(Collection entries)
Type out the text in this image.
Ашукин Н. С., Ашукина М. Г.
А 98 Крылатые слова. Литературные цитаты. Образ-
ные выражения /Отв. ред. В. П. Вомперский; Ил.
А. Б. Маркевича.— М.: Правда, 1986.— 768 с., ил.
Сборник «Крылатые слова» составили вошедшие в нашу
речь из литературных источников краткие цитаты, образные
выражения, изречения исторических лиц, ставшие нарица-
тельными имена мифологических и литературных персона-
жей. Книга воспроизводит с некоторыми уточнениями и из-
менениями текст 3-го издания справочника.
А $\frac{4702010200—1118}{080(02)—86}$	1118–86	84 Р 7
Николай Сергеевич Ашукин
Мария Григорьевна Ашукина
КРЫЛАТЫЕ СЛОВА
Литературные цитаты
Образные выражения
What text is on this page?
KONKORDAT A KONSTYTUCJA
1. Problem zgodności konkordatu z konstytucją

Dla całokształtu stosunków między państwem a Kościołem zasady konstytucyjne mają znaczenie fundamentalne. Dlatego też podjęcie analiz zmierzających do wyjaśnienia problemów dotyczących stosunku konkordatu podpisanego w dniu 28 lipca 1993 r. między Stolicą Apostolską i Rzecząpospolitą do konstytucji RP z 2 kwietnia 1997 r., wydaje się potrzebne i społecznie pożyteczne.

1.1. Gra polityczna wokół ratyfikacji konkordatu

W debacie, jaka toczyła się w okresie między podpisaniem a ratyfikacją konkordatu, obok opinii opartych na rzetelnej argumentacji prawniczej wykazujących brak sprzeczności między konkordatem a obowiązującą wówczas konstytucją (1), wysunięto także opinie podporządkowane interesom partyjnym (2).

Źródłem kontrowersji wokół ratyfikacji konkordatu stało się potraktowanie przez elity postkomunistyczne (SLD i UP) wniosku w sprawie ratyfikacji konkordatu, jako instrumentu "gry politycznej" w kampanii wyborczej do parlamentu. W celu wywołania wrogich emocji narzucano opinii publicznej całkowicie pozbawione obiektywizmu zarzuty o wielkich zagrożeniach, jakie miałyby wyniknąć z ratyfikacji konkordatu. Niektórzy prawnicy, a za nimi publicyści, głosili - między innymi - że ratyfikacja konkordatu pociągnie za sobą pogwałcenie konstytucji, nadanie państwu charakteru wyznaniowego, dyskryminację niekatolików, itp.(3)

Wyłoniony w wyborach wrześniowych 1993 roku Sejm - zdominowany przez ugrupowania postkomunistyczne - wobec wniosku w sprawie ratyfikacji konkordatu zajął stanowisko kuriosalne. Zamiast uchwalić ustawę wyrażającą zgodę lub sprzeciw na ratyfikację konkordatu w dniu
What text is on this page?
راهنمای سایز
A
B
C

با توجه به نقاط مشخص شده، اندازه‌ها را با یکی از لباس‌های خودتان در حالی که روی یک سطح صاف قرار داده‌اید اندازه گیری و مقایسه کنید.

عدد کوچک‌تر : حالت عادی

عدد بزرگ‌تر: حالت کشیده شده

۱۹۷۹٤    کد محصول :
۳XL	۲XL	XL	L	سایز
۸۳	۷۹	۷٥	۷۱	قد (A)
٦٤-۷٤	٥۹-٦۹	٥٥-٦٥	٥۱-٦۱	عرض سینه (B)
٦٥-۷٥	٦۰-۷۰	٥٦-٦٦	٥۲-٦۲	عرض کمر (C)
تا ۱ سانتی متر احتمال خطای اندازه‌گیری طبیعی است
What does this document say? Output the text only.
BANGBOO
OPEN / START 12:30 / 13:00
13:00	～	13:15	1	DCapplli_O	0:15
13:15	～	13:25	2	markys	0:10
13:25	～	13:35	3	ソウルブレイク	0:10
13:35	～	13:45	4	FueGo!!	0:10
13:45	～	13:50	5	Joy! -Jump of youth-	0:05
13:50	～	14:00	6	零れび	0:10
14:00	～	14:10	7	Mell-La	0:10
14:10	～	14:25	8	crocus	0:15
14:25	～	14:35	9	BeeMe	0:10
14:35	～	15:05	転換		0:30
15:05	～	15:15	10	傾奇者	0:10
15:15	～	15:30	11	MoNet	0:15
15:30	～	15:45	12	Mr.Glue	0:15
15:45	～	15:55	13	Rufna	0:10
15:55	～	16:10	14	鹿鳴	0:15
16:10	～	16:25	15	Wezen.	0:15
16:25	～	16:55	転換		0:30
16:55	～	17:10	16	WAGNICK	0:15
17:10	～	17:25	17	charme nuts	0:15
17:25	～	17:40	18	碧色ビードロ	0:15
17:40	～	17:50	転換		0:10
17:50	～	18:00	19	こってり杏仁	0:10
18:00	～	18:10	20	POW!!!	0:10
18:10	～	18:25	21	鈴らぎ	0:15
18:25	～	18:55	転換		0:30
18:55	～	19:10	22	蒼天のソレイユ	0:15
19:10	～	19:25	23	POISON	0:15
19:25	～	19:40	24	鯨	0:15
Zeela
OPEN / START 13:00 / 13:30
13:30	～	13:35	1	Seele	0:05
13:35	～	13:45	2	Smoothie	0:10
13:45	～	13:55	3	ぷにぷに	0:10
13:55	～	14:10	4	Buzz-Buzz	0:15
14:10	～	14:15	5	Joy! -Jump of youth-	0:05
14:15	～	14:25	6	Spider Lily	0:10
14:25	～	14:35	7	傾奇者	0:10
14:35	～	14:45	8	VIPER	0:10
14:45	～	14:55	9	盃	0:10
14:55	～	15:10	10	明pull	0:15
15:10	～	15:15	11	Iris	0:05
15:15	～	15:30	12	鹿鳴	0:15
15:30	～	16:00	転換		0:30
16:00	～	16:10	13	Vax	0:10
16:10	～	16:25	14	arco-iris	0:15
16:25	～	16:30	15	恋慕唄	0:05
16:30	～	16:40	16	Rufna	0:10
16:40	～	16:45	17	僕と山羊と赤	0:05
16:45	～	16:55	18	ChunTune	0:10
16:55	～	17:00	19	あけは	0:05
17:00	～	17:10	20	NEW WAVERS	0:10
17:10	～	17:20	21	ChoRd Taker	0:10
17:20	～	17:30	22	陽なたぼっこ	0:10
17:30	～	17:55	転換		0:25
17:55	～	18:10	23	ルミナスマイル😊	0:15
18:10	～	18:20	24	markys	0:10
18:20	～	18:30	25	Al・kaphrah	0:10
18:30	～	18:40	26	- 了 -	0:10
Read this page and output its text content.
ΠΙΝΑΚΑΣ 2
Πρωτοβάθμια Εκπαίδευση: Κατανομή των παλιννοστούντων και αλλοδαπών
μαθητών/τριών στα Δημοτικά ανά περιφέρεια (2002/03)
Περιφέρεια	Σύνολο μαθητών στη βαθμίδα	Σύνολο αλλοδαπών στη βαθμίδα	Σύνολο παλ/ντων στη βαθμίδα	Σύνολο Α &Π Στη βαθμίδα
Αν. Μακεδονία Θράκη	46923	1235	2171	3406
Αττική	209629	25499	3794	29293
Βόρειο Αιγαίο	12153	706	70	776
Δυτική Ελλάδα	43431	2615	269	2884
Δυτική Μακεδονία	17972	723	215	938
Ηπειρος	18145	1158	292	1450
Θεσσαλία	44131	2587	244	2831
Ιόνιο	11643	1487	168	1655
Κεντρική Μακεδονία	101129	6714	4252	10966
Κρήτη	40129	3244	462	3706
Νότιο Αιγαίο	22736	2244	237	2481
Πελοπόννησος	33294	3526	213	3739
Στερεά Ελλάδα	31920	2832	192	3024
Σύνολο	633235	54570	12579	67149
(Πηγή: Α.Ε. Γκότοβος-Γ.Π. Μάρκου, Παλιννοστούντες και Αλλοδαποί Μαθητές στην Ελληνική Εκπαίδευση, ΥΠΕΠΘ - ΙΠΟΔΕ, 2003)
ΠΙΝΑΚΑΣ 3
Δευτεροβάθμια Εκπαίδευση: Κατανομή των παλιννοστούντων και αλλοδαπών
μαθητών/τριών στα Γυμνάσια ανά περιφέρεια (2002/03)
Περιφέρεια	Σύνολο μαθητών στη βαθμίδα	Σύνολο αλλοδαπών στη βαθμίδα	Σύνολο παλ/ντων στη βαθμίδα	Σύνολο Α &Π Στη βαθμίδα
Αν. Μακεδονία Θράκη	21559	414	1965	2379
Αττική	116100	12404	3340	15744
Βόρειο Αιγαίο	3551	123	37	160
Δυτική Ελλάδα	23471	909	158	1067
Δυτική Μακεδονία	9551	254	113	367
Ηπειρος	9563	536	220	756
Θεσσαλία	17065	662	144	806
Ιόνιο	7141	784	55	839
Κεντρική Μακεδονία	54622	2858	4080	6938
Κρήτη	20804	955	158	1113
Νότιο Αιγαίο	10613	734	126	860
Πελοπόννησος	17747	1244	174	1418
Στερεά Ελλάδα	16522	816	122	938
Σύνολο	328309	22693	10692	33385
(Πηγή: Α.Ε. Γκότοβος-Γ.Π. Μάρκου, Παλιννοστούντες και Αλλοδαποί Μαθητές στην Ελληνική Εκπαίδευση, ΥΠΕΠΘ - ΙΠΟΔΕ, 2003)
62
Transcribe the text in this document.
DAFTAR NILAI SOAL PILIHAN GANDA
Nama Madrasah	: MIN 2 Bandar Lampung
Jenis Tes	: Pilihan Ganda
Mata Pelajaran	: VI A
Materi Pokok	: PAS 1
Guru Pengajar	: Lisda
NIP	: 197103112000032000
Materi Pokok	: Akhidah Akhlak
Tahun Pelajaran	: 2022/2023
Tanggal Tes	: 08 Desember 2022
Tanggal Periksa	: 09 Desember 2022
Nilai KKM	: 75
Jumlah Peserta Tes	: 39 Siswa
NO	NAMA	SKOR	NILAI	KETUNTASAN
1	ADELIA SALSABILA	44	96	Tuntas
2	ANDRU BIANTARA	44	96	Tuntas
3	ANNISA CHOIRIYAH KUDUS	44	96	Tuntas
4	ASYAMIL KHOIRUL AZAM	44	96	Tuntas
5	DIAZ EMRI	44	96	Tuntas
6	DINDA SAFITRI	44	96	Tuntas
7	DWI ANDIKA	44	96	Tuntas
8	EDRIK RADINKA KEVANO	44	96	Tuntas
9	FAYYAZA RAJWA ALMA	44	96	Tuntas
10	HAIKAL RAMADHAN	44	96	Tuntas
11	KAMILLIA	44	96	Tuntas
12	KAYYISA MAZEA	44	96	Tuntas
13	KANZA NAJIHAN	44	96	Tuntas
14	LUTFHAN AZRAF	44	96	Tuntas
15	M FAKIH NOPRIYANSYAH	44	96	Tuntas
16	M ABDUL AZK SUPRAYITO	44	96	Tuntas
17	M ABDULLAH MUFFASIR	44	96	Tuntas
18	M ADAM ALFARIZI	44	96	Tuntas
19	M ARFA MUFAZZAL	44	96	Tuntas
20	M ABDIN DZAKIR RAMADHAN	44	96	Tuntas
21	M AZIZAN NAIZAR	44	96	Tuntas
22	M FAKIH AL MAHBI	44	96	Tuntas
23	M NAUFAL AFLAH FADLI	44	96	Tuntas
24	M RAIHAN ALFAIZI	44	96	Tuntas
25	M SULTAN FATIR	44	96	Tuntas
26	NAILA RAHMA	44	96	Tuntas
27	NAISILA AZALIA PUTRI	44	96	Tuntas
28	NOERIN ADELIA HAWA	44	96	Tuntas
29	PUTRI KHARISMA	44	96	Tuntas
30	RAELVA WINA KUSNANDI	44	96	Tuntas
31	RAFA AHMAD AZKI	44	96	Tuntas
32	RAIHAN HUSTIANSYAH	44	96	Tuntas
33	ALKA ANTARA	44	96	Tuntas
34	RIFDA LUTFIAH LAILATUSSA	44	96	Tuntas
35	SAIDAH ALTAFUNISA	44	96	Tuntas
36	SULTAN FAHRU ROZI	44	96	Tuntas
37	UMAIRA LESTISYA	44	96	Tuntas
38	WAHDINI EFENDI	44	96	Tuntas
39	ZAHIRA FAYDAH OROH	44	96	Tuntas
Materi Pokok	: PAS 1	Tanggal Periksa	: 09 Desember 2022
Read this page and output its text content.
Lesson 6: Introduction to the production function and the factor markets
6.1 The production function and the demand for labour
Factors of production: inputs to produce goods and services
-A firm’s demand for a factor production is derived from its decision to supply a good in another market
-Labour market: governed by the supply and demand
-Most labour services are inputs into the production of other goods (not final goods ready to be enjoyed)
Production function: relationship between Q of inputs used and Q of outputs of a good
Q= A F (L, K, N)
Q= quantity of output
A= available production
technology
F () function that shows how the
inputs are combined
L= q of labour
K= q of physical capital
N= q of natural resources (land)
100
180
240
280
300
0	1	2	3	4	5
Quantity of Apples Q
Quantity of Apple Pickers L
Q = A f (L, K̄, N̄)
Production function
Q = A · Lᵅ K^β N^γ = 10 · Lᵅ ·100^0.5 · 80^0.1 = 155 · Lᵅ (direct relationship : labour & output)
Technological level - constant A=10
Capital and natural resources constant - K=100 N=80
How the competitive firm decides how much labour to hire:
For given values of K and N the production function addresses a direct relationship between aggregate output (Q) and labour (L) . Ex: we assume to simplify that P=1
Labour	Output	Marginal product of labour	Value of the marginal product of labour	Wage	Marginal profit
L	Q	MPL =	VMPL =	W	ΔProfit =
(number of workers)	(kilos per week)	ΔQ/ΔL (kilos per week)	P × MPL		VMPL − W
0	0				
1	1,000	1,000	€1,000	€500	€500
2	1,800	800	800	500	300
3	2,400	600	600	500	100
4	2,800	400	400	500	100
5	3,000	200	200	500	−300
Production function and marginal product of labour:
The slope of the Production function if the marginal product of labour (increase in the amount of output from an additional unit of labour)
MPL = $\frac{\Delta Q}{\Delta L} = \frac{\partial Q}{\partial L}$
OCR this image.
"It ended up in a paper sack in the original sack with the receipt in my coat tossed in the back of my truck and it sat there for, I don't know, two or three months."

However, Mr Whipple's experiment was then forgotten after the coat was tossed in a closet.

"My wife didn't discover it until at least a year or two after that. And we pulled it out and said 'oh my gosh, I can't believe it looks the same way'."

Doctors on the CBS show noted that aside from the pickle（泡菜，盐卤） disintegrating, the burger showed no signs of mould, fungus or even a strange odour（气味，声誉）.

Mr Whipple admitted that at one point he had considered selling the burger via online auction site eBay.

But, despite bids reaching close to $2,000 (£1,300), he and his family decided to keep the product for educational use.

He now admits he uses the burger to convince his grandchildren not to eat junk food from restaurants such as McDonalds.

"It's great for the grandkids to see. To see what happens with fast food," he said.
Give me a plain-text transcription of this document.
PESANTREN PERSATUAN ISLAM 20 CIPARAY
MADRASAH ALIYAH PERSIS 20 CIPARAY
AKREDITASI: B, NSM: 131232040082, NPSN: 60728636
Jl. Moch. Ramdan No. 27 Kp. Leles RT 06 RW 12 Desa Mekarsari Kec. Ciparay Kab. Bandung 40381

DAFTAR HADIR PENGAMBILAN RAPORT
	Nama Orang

» Problem: Find each line in the records holding the string "Materi" and show it.

» Result below:
Materi Pokok	: PAS 1
Materi Pokok	: Akhidah Akhlak
Materi Pokok	: PAS 1	Tanggal Periksa	: 09 Desember 2022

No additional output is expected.